Check each line of the records below and collect those holding "document".
═════ Data to process
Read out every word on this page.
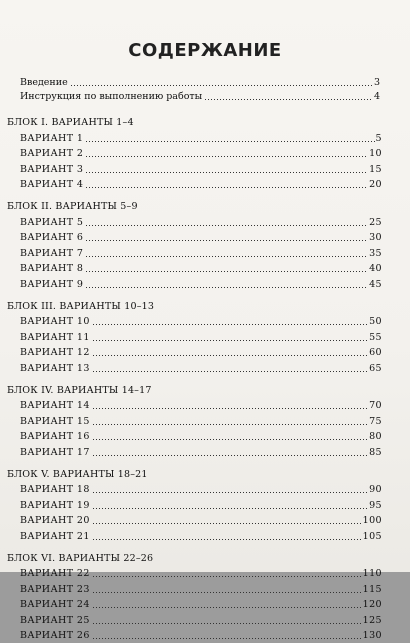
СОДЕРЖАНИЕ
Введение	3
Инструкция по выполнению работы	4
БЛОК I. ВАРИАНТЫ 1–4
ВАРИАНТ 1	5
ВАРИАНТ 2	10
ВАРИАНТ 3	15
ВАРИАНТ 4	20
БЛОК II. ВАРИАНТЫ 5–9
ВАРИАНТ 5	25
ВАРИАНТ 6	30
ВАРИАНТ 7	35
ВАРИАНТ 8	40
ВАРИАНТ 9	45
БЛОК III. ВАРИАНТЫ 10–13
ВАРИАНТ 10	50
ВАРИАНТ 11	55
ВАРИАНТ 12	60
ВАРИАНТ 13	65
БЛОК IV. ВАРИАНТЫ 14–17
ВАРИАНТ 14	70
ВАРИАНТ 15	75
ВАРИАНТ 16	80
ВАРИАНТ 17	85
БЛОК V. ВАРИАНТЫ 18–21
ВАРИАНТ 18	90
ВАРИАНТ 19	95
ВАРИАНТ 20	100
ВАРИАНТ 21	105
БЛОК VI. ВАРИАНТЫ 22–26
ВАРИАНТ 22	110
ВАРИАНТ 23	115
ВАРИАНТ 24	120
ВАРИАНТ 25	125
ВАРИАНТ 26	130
══════════
═════ Data to process
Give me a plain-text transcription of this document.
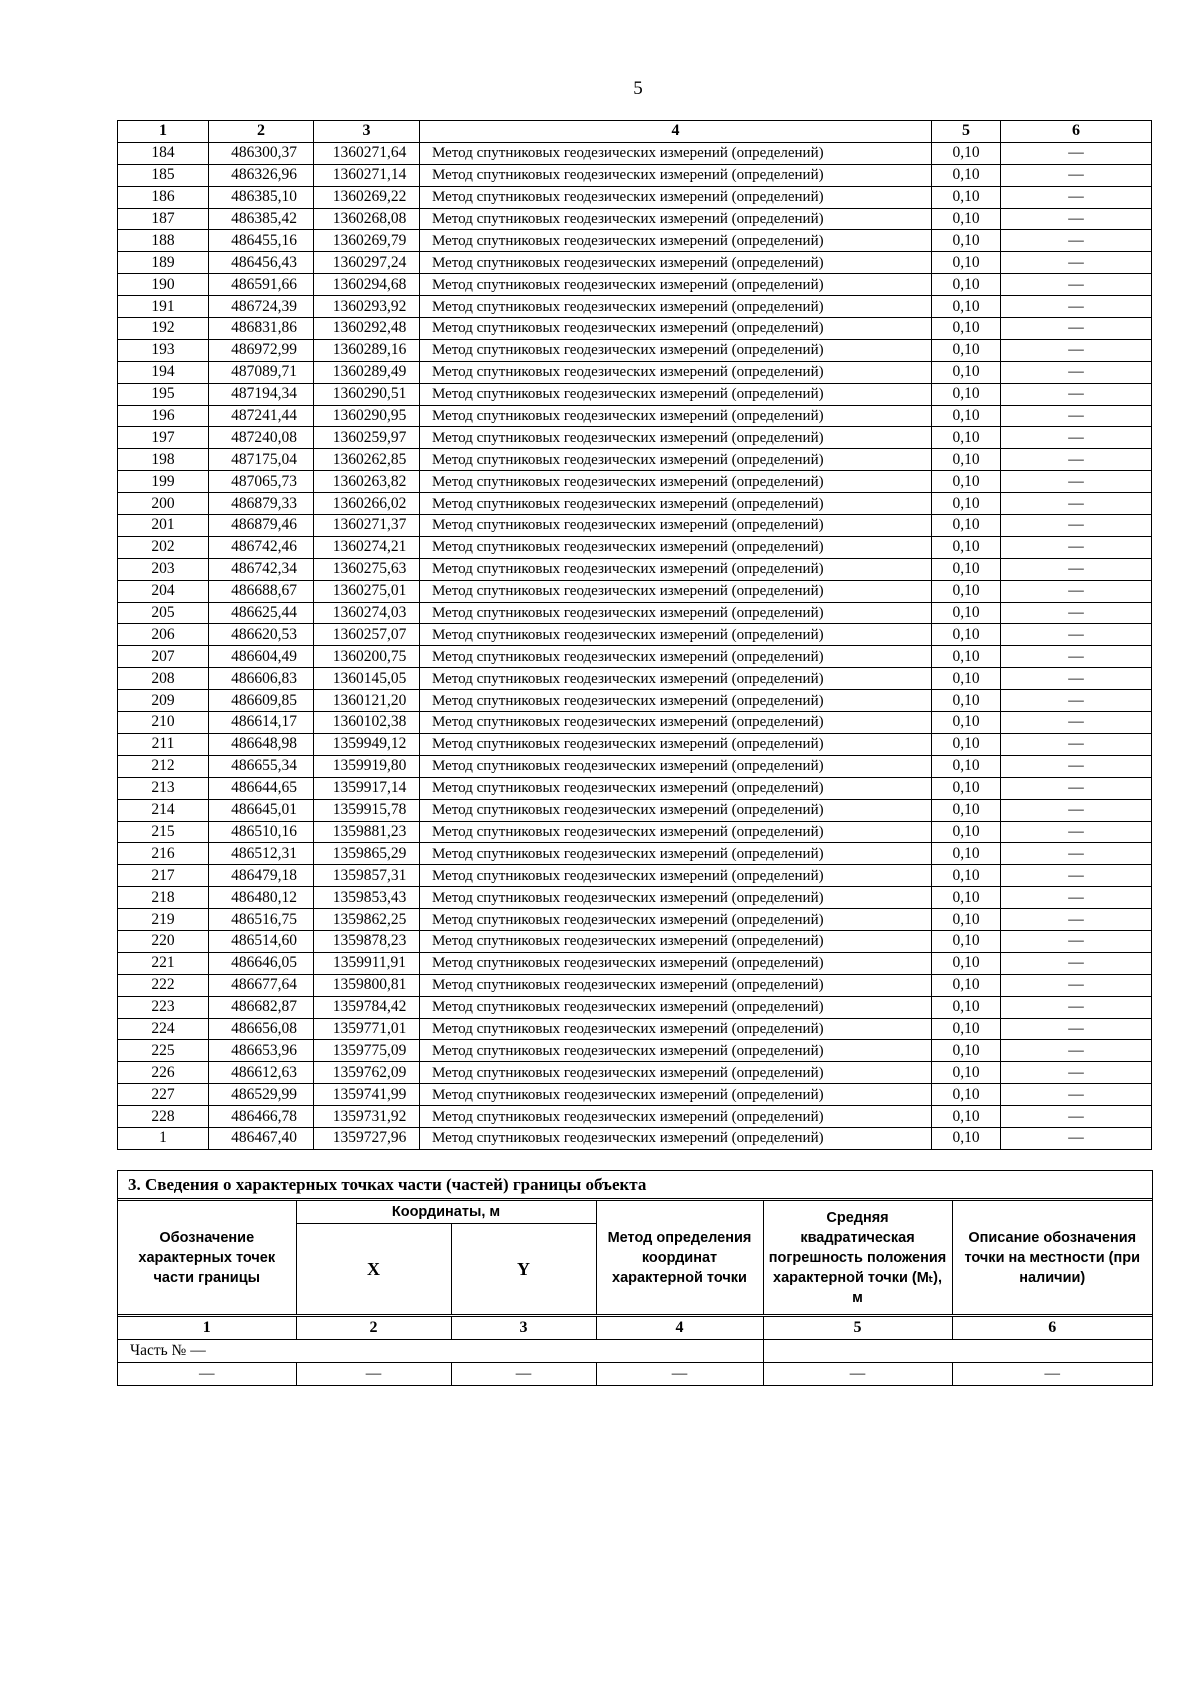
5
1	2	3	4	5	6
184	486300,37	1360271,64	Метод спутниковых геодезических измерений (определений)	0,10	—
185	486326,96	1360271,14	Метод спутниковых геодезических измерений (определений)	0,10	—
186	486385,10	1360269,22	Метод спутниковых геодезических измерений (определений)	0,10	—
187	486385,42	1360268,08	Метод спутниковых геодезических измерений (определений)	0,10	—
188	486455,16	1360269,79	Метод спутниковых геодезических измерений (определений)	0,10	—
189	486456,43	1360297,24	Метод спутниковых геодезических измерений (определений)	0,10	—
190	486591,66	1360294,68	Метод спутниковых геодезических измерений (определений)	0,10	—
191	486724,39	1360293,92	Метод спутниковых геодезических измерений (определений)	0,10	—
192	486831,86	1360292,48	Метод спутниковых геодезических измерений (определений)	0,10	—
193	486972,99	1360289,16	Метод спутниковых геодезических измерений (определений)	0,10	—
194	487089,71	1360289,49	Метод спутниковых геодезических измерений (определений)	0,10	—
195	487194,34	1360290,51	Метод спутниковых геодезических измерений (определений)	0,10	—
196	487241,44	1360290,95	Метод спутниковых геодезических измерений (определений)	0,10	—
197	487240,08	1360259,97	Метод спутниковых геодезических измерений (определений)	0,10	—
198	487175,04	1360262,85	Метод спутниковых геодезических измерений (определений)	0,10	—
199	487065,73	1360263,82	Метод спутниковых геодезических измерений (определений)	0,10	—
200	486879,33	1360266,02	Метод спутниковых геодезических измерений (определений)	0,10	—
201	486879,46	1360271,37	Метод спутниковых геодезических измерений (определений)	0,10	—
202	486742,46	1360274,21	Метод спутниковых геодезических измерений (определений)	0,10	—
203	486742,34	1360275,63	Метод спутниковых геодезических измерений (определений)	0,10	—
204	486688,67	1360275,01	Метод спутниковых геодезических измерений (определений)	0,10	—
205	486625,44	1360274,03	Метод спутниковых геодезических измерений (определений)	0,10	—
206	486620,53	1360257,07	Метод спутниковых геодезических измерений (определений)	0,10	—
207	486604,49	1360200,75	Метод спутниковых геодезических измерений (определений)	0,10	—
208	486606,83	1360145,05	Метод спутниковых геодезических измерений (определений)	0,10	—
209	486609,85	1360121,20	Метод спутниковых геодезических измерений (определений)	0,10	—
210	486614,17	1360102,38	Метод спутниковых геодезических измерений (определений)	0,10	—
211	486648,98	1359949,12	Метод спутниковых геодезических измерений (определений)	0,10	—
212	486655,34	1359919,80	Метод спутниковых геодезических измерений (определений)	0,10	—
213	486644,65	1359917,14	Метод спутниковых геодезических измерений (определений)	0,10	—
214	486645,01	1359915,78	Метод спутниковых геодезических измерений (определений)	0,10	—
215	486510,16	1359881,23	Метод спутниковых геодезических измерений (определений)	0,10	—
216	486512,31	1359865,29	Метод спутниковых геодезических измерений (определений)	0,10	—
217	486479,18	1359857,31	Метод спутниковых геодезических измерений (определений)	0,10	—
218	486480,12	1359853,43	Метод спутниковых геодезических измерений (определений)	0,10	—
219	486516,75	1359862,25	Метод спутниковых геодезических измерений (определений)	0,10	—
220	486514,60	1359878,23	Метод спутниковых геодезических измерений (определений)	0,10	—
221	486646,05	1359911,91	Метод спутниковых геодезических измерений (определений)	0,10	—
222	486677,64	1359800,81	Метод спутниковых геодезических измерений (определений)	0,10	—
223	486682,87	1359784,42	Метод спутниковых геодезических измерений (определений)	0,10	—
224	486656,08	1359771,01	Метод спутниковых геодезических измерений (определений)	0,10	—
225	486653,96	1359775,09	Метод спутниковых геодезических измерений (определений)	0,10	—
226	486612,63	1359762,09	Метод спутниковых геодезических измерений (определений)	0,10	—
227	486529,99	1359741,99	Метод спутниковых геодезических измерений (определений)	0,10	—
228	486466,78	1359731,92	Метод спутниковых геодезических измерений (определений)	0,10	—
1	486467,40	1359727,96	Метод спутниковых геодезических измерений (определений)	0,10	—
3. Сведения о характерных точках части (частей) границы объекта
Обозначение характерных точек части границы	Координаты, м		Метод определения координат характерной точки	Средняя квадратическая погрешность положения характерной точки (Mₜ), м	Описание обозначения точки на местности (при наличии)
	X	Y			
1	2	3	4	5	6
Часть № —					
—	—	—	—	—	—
══════════
═════ Data to process
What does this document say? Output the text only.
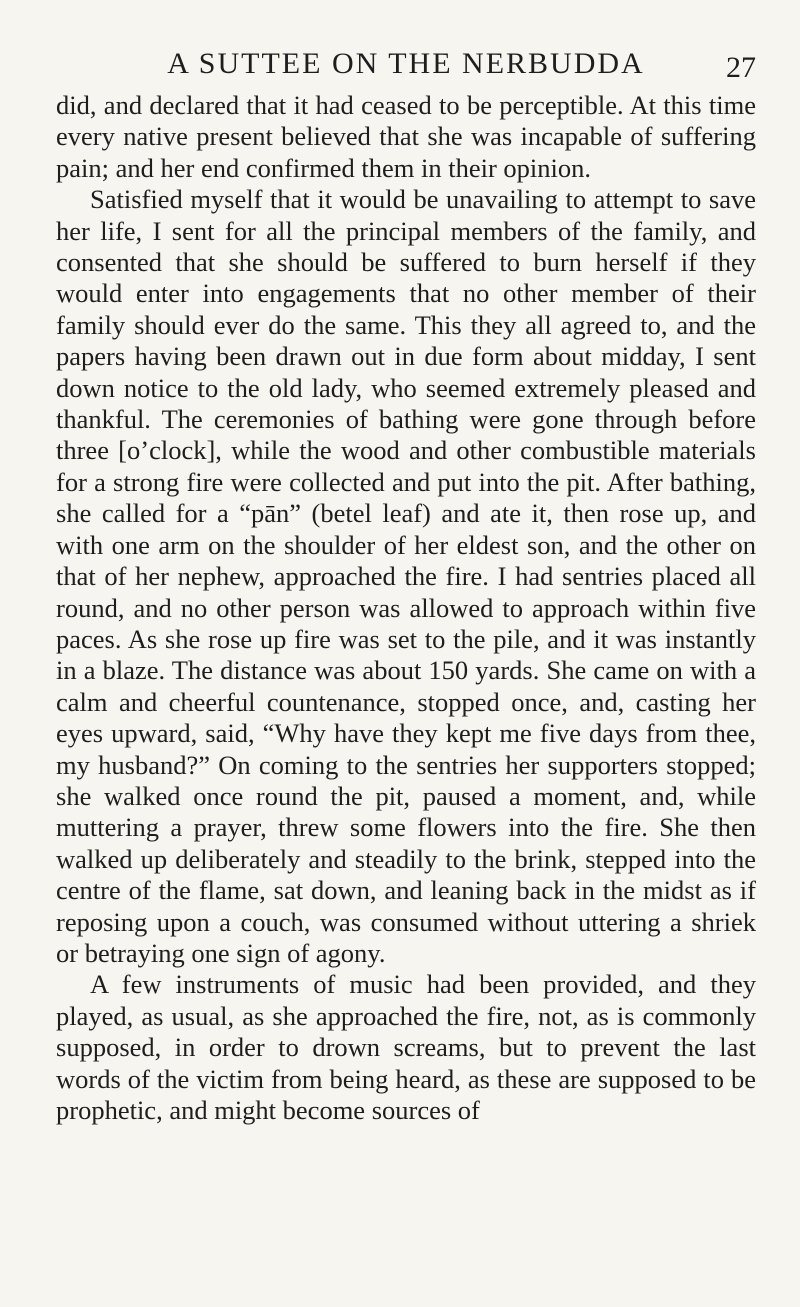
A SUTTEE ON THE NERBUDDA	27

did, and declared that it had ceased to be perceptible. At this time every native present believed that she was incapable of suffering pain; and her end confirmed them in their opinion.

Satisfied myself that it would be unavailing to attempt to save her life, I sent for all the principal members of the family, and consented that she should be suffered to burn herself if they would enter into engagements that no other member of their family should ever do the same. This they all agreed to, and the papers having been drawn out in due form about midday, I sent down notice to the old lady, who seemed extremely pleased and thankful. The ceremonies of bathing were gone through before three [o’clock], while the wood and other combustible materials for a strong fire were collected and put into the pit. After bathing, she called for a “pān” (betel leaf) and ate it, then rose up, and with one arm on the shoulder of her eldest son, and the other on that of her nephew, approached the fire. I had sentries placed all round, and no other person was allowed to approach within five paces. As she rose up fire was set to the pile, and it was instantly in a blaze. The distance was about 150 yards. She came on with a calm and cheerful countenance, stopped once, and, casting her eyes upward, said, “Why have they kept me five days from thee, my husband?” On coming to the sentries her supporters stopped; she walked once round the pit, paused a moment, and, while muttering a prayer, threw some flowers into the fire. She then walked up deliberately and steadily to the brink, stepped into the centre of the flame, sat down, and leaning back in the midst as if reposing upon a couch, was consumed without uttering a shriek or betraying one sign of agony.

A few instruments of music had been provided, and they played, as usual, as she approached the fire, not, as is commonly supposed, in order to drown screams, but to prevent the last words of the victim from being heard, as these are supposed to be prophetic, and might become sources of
══════════
Exercise response.
Give me a plain-text transcription of this document.
What does this document say? Output the text only.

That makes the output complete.